Piecing the puzzle

Self-publishing queryable research data on the Web

Ruben Verborgh

Ghent University – imec

Who thinks publishing
Linked Data on the Web
is a good idea?

Who publishes their
own Linked Data?

Who enables people to
query their Linked Data?

My open-source pipeline
improves the queryability of
Linked Data on websites.

This pipeline unlocks
the value of your data
for client-side applications.

Piecing the puzzle

Use case: personal website
Making our Linked Data queryable
Open questions for self-publishers

My personal website contains metadata
about my research and publications.

This includes metadata for:

40 blog posts
200 scientific publications
2 Linked Research articles
- with RDFa annotations and citations

My data is published following
the Linked Data principles.

1 FOAF profile in Turtle
- partly manual, mostly autogenerated
- >6,000 RDF triples about myself, people, publications
260 HTML+RDFa pages
- autogenerated using 5 template pages
- >13,000 RDF triples about publications, blog posts, articles
- (±50 triples per page)

My data is modeled using several
ontologies and vocabularies.

Friend of a Friend (FOAF)
Schema.org
Bibliographic Ontology (BIBO)
Citation Typing Ontology (CiTO)
DBpedia

I publish my own Linked Data because
we need to practice what we preach.

How can we convince people
they should publish 5-star Linked Data
if we continue making up excuses
for not doing it ourselves?
My data is a home-cooking version
of Semantic Web Dog Food.

I publish my own Linked Data because
others already publish it—wrongly.

I struggle to keep up with the incompleteness, inaccuracies, duplicates, and wrong entries of:

But who am I generating this data for?

Clearly, existing research networks don’t read it.
- …with the exception of Google Scholar.
Schema.org-compatible search engines
are probably very happy with it.
- They crawl and see the whole dataset.
We can’t build useful live applications on top of it.
- Linked Data clients only see small parts of the data.

Piecing the puzzle

Use case: personal website
Making our Linked Data queryable
Open questions for self-publishers

The value of my Linked Data
needs to be unlocked.

I want to:

help people consume my data
lower the barrier for data reusers
enable powerful cross-dataset queries
- no more silos

Traversal-based Linked Data querying
cannot answer all questions adequately.

Completeness cannot be guaranteed.
- Web linking is unidirectional.
The semantic constructs in the query
are seldom identical to those of the data.
- foaf:Person, schema:Person, or wikidata:Q5?
- rdfs:label, dc:title, foaf:name, or schema:name?

Solving querying fully at the server side
is too expensive for personal data.

Hosting a SPARQL endpoint is expensive.
A SPARQL endpoint with reasoning even more.
Marking up all data in two directions
and with multiple ontologies is unfeasible.
- difficult to maintain
- hard to express in RDFa Lite

I designed a simple ETL pipeline
to enrich and publish my website’s data.

This process runs every night:

Extract RDF triples from
Turtle and HTML+RDFa documents.
Reason over this data and its ontologies.
Publish the result in a queryable interface.

Reasoning on the data and its ontologies
makes hidden semantics explicit.

Skolemize ontologies to remove blank nodes.
Compute deductive closure of ontologies.
Compute deductive closure of ontologies and data.
Subtract 2 from 3 to obtain only the enriched data.
Remove leftover skolemized IRIs.
....................
**YOUR TASKS:**
[a] Repeat the passage of the slides on self-publishing Linked Data from "How can we convince" up to and including "Web Dog Food.", switching "home-cooking" to "home-made".
[b] In the slides on self-publishing Linked Data, how often does the ETL pipeline run?

**SUPPLIED DATA:**
....................
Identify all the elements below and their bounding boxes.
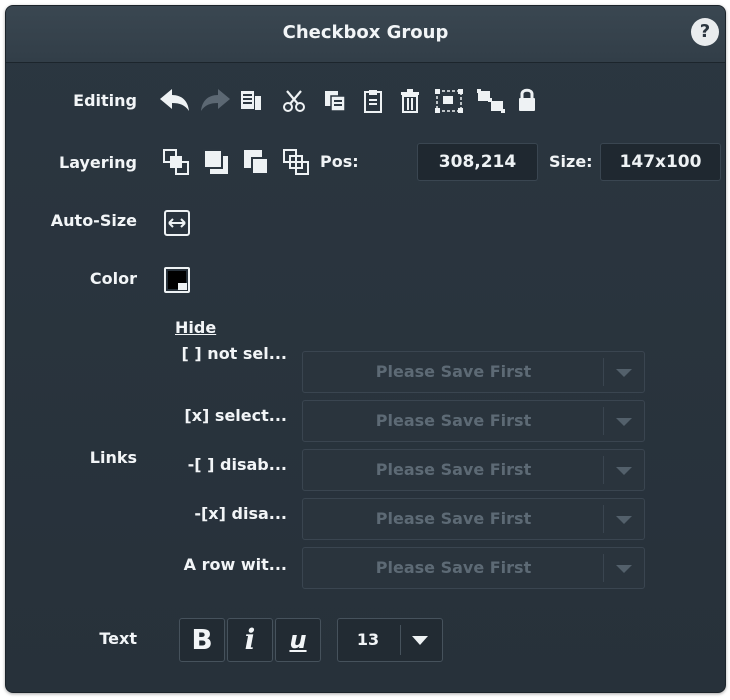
....................
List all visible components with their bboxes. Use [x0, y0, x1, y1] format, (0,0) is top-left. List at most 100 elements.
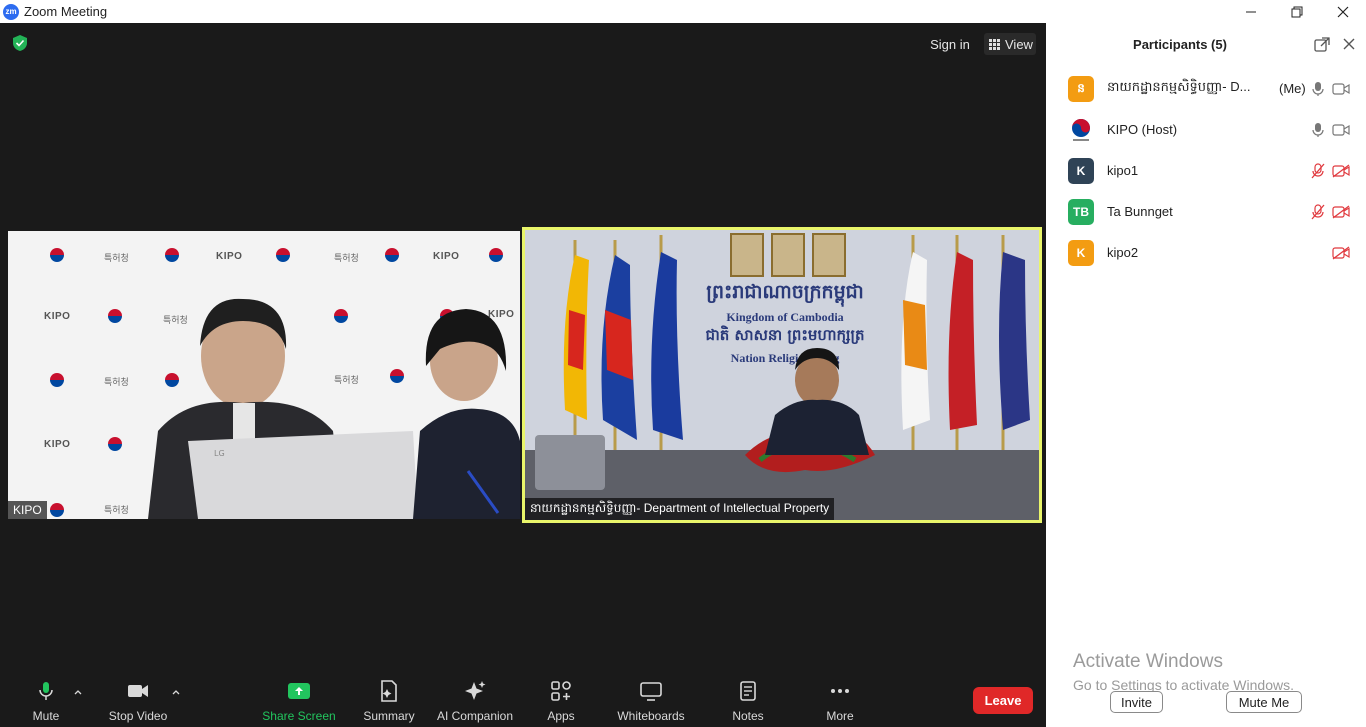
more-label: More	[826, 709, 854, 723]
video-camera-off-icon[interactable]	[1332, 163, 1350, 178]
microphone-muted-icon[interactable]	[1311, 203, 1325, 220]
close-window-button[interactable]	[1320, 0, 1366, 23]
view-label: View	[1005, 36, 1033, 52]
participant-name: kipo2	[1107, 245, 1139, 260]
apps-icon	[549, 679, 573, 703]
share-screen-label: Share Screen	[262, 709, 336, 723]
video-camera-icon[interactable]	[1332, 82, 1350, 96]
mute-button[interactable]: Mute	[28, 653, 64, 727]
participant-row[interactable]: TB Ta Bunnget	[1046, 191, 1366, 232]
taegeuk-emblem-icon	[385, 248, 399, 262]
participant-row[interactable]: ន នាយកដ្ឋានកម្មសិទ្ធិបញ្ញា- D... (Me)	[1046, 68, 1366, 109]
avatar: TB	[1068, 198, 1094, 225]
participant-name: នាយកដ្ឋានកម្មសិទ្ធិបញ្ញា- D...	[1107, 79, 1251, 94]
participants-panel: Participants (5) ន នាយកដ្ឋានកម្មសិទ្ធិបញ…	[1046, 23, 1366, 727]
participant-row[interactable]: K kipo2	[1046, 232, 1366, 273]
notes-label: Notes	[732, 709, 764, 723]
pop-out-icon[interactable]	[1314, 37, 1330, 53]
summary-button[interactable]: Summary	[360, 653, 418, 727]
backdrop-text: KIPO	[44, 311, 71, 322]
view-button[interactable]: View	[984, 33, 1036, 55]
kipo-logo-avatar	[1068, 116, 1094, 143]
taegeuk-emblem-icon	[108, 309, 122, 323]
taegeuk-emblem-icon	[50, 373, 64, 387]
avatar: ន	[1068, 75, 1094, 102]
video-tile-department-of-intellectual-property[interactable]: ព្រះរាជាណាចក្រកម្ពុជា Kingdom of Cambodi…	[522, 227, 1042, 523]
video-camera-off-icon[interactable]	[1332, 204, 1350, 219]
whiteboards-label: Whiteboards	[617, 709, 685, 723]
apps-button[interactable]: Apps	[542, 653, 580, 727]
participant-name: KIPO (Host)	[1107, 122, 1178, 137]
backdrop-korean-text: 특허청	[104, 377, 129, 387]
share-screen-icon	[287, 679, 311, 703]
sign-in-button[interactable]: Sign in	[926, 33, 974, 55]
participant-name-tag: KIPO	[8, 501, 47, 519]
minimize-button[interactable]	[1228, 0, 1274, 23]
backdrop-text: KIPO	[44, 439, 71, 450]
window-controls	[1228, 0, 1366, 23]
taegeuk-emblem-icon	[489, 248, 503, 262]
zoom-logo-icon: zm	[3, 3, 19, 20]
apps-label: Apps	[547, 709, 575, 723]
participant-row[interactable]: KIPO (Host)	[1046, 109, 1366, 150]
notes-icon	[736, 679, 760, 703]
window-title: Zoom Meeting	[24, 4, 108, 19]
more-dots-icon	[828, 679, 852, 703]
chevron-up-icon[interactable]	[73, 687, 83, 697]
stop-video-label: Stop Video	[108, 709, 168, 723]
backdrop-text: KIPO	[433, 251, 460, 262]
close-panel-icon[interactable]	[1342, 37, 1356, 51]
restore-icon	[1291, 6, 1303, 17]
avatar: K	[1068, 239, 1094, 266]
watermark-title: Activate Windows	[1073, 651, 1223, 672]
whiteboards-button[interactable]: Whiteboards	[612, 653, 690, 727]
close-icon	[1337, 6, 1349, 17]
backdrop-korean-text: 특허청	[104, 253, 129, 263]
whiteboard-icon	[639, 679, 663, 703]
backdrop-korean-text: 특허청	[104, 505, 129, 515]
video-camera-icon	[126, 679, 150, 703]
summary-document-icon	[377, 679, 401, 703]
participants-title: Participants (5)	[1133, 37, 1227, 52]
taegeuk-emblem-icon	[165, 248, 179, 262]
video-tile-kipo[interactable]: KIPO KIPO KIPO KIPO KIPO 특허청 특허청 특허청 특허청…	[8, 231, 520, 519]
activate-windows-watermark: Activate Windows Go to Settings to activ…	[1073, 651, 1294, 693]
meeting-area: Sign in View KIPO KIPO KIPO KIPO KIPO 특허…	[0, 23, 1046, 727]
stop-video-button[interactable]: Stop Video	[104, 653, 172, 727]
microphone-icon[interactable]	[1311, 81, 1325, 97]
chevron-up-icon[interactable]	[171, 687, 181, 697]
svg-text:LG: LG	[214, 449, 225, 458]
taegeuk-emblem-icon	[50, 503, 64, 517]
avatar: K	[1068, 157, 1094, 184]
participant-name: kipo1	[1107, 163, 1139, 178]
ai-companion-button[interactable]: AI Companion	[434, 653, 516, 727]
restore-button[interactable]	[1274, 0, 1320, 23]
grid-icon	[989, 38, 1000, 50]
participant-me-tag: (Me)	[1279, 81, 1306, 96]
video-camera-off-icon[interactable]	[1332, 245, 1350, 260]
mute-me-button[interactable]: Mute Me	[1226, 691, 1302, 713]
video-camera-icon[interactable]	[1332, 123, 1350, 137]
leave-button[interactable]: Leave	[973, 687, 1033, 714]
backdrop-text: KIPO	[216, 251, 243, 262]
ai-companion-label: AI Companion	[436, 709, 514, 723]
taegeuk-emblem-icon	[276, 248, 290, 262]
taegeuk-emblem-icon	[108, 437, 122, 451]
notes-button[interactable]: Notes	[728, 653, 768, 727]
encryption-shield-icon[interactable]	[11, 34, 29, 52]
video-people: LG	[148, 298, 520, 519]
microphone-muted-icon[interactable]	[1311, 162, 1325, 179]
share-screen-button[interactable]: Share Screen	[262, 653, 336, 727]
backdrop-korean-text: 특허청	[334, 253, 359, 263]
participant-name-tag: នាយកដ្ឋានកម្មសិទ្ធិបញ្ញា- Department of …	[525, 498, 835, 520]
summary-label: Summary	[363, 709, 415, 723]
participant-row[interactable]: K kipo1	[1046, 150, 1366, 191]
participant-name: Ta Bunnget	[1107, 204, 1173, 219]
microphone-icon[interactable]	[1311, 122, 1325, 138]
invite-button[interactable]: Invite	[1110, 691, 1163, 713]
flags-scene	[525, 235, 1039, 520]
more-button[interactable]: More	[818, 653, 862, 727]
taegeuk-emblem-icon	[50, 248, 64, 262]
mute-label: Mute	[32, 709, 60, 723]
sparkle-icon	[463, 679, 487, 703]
....................
**RESULTS OF THE TASKS:**
[a]
How can we convince people
they should publish 5-star Linked Data
if we continue making up excuses
for not doing it ourselves?
My data is a home-made version
of Semantic Web Dog Food.

[b] Every night.